EXERCISE:
Repeat the material verbatim and drop the pictures.

INPUT:
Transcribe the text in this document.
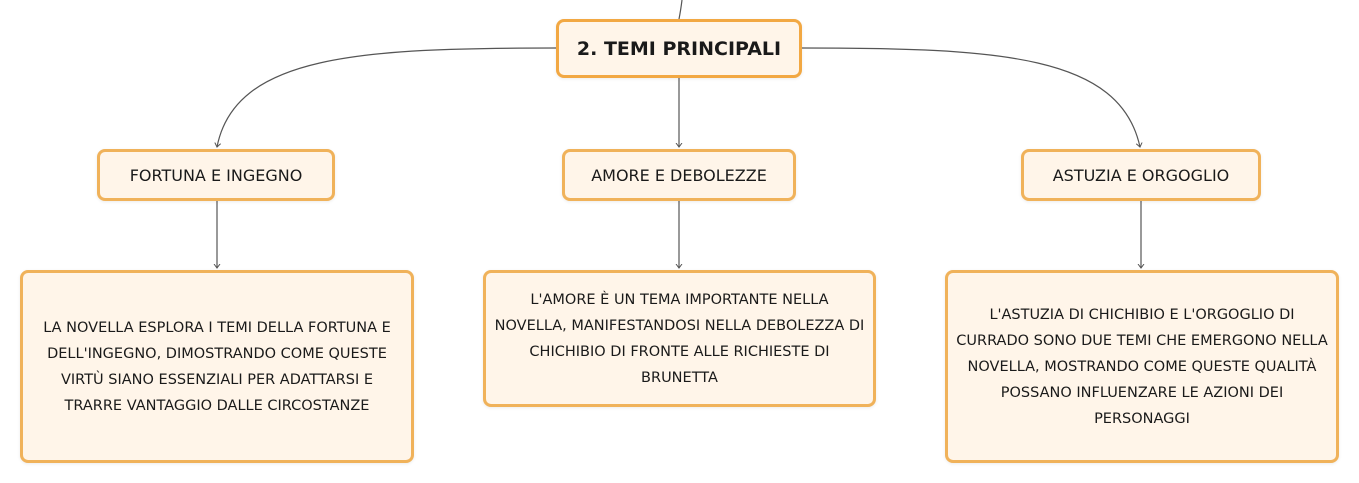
2. TEMI PRINCIPALI
FORTUNA E INGEGNO	AMORE E DEBOLEZZE	ASTUZIA E ORGOGLIO
LA NOVELLA ESPLORA I TEMI DELLA FORTUNA E DELL'INGEGNO, DIMOSTRANDO COME QUESTE VIRTÙ SIANO ESSENZIALI PER ADATTARSI E TRARRE VANTAGGIO DALLE CIRCOSTANZE
L'AMORE È UN TEMA IMPORTANTE NELLA NOVELLA, MANIFESTANDOSI NELLA DEBOLEZZA DI CHICHIBIO DI FRONTE ALLE RICHIESTE DI BRUNETTA
L'ASTUZIA DI CHICHIBIO E L'ORGOGLIO DI CURRADO SONO DUE TEMI CHE EMERGONO NELLA NOVELLA, MOSTRANDO COME QUESTE QUALITÀ POSSANO INFLUENZARE LE AZIONI DEI PERSONAGGI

RESPONSE TO THE EXERCISE:
Transcribe the text in this document.
2. TEMI PRINCIPALI
FORTUNA E INGEGNO	AMORE E DEBOLEZZE	ASTUZIA E ORGOGLIO
LA NOVELLA ESPLORA I TEMI DELLA FORTUNA E DELL'INGEGNO, DIMOSTRANDO COME QUESTE VIRTÙ SIANO ESSENZIALI PER ADATTARSI E TRARRE VANTAGGIO DALLE CIRCOSTANZE
L'AMORE È UN TEMA IMPORTANTE NELLA NOVELLA, MANIFESTANDOSI NELLA DEBOLEZZA DI CHICHIBIO DI FRONTE ALLE RICHIESTE DI BRUNETTA
L'ASTUZIA DI CHICHIBIO E L'ORGOGLIO DI CURRADO SONO DUE TEMI CHE EMERGONO NELLA NOVELLA, MOSTRANDO COME QUESTE QUALITÀ POSSANO INFLUENZARE LE AZIONI DEI PERSONAGGI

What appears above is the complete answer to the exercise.